> **Aim of the task**
Restate the passage of the cycling diary that opens with the words containing "Having only spoken" and closes with "way of greeting.", changing "coffee" to "tea".

> **Quoted text**
■ ■ ■ ■ ■

June 19th, 2014 | Posted by Dino in Uncategorized

Day 3: Carolles to Cancale (86km)

I discovered previously in life (while pottering alone around Siberia) that I require at least one conversation per day to keep sane.

A conversation for this purpose is defined as a verbal dialogue with both parties speaking in turn. It must contain another person (not just the voices in your head) and preferably be in person rather than on the phone. It must contain an exchange of opinions rather than merely an exchange of facts. This is to differentiate it from a formulaic exchange such as “please can I have a fish and a beer” (which one day in deepest Russia is the only thing I said to another living being).

Having only spoken briefly to the man in the tourist information yesterday and uttered “bonjour” to some passing cyclists then by mid morning I was bordering on the edge.

Down the road I spied two touring bicycles neatly packed with Ortliebs and, across the road, a couple of cyclists sipping coffee.

“You’re German aren’t you?” I offered by way of greeting.

They nodded. Yes! I congratulate myself on having been able to identify the cyclists’ nationality simply from the look of their bikes. I grasped, in a combination of bad English and worse French, that the two Germans had spent the last fortnight cycling from Amsterdam and were now headed to Nantes along Veloroute 4. With enough enthusiasm anyone can talk to anyone. I recall a long conversation I had with my cabin-mate on the ferry to Japan. She spoke no English. I spoke very, very limited Japanese and yet we chatted somehow for an hour, learning about each other’s lives. The German tourers were not such conversationalists and, having realised that my school girl French had disintegrated into a stuttering mess, I pedalled off the wrong side of my definition of conversational sanity.

■ ■ ■ ■ ■

> **Data rows**
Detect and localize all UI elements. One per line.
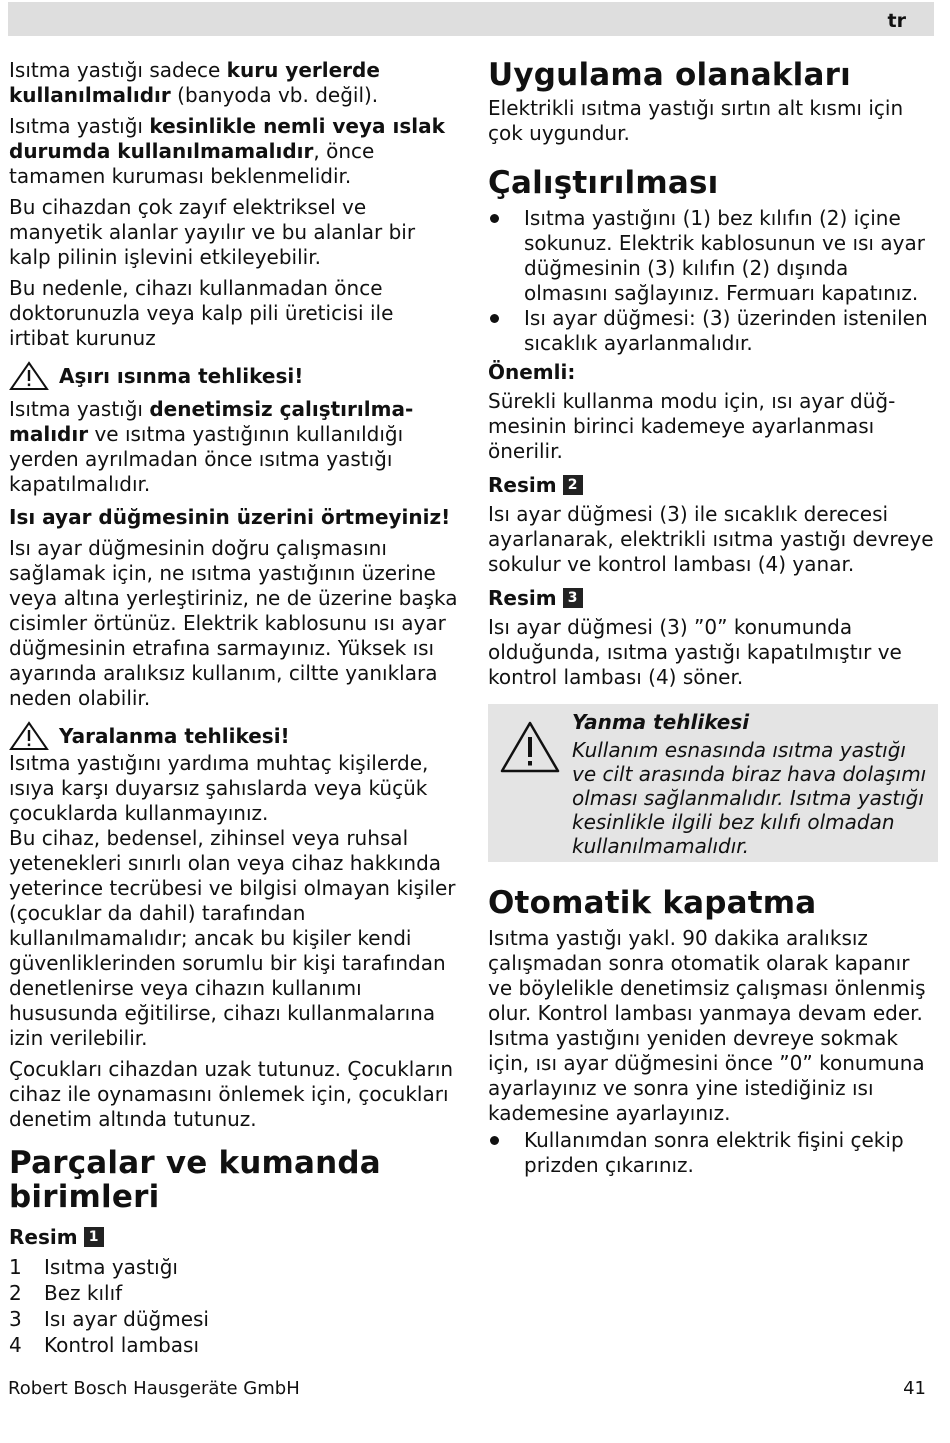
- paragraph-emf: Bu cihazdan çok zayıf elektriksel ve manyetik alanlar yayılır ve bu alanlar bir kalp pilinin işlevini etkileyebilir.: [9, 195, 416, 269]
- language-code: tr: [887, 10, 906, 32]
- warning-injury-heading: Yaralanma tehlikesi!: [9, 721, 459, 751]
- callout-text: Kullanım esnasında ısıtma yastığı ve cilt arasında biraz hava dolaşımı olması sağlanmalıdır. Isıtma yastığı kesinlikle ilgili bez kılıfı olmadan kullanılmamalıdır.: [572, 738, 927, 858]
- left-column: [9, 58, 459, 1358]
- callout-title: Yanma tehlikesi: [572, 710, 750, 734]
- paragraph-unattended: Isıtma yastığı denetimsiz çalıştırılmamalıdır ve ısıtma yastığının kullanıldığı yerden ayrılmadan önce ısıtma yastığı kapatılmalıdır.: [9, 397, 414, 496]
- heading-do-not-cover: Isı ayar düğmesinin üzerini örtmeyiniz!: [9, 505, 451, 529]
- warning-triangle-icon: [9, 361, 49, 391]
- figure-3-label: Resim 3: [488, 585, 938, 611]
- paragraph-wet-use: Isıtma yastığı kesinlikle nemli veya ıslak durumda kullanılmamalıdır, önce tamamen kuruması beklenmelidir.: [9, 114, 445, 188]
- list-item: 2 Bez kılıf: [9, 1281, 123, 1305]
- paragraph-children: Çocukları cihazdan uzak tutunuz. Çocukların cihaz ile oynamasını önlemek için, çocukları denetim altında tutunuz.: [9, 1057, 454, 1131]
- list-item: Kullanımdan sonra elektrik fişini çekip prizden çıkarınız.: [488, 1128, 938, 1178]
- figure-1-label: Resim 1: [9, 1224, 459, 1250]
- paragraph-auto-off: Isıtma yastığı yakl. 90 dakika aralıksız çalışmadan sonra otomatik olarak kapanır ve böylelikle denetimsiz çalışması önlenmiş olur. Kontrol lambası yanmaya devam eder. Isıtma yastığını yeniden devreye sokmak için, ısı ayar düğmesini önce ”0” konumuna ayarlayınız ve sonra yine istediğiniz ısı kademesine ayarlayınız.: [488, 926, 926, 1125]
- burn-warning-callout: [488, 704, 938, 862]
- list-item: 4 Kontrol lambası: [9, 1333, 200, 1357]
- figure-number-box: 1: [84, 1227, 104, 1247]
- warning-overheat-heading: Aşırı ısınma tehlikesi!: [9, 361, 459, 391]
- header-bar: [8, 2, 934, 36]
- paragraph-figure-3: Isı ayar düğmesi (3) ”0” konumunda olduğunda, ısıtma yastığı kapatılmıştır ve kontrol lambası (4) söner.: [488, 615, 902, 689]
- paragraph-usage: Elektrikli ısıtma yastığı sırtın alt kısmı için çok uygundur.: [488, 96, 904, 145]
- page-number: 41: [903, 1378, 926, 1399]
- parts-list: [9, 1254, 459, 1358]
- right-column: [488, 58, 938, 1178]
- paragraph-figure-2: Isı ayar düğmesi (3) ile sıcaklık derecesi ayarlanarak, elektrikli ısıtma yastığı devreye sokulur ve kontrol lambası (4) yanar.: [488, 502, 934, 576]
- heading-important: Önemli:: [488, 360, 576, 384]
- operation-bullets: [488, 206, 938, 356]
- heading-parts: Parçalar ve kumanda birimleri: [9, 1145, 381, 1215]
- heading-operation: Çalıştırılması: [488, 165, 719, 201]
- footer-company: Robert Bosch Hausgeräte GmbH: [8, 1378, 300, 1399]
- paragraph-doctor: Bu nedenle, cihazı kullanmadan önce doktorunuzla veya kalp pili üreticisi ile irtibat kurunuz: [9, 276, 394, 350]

■ ■ ■ ■ ■

> **Written answer**
Having only spoken briefly to the man in the tourist information yesterday and uttered “bonjour” to some passing cyclists then by mid morning I was bordering on the edge.

Down the road I spied two touring bicycles neatly packed with Ortliebs and, across the road, a couple of cyclists sipping tea.

“You’re German aren’t you?” I offered by way of greeting.